## Data provided
#####
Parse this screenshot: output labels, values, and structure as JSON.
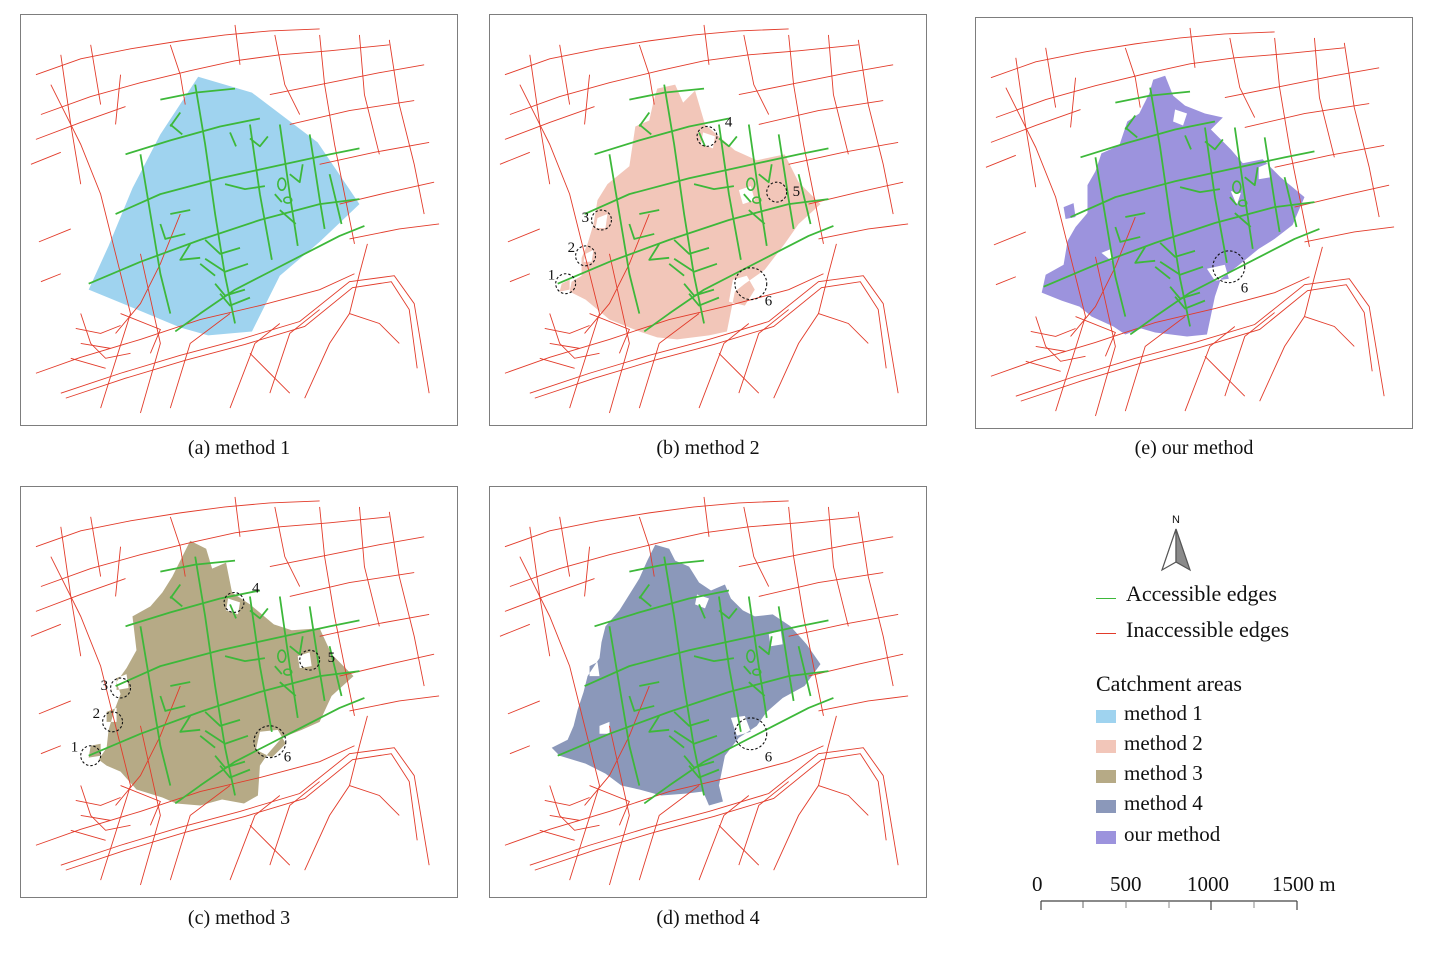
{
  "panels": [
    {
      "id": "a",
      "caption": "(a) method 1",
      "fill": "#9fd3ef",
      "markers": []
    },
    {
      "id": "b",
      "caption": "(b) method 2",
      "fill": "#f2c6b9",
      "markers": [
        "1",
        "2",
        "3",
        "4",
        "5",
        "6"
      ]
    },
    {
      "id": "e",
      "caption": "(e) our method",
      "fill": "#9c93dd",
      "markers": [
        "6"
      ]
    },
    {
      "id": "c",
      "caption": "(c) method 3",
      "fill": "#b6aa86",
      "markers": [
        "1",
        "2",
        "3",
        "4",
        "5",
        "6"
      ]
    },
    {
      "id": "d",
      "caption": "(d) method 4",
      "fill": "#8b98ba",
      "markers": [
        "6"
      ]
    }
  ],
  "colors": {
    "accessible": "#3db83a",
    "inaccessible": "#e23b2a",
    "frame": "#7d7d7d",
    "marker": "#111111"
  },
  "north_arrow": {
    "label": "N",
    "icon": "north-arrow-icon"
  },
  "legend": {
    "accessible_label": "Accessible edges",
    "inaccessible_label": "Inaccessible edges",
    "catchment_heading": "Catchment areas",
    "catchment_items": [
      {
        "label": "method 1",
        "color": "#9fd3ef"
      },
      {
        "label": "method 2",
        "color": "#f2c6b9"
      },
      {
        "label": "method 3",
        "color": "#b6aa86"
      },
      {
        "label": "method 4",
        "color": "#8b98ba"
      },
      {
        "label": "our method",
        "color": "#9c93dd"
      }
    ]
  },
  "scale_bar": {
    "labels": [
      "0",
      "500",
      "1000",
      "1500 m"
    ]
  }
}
#####
## Instruction
Transcribe the full listing above exactly as it stands, minus the pictures.

## Response
Parse this screenshot: output labels, values, and structure as JSON.
{
  "panels": [
    {
      "id": "a",
      "caption": "(a) method 1",
      "fill": "#9fd3ef",
      "markers": []
    },
    {
      "id": "b",
      "caption": "(b) method 2",
      "fill": "#f2c6b9",
      "markers": [
        "1",
        "2",
        "3",
        "4",
        "5",
        "6"
      ]
    },
    {
      "id": "e",
      "caption": "(e) our method",
      "fill": "#9c93dd",
      "markers": [
        "6"
      ]
    },
    {
      "id": "c",
      "caption": "(c) method 3",
      "fill": "#b6aa86",
      "markers": [
        "1",
        "2",
        "3",
        "4",
        "5",
        "6"
      ]
    },
    {
      "id": "d",
      "caption": "(d) method 4",
      "fill": "#8b98ba",
      "markers": [
        "6"
      ]
    }
  ],
  "colors": {
    "accessible": "#3db83a",
    "inaccessible": "#e23b2a",
    "frame": "#7d7d7d",
    "marker": "#111111"
  },
  "north_arrow": {
    "label": "N",
    "icon": "north-arrow-icon"
  },
  "legend": {
    "accessible_label": "Accessible edges",
    "inaccessible_label": "Inaccessible edges",
    "catchment_heading": "Catchment areas",
    "catchment_items": [
      {
        "label": "method 1",
        "color": "#9fd3ef"
      },
      {
        "label": "method 2",
        "color": "#f2c6b9"
      },
      {
        "label": "method 3",
        "color": "#b6aa86"
      },
      {
        "label": "method 4",
        "color": "#8b98ba"
      },
      {
        "label": "our method",
        "color": "#9c93dd"
      }
    ]
  },
  "scale_bar": {
    "labels": [
      "0",
      "500",
      "1000",
      "1500 m"
    ]
  }
}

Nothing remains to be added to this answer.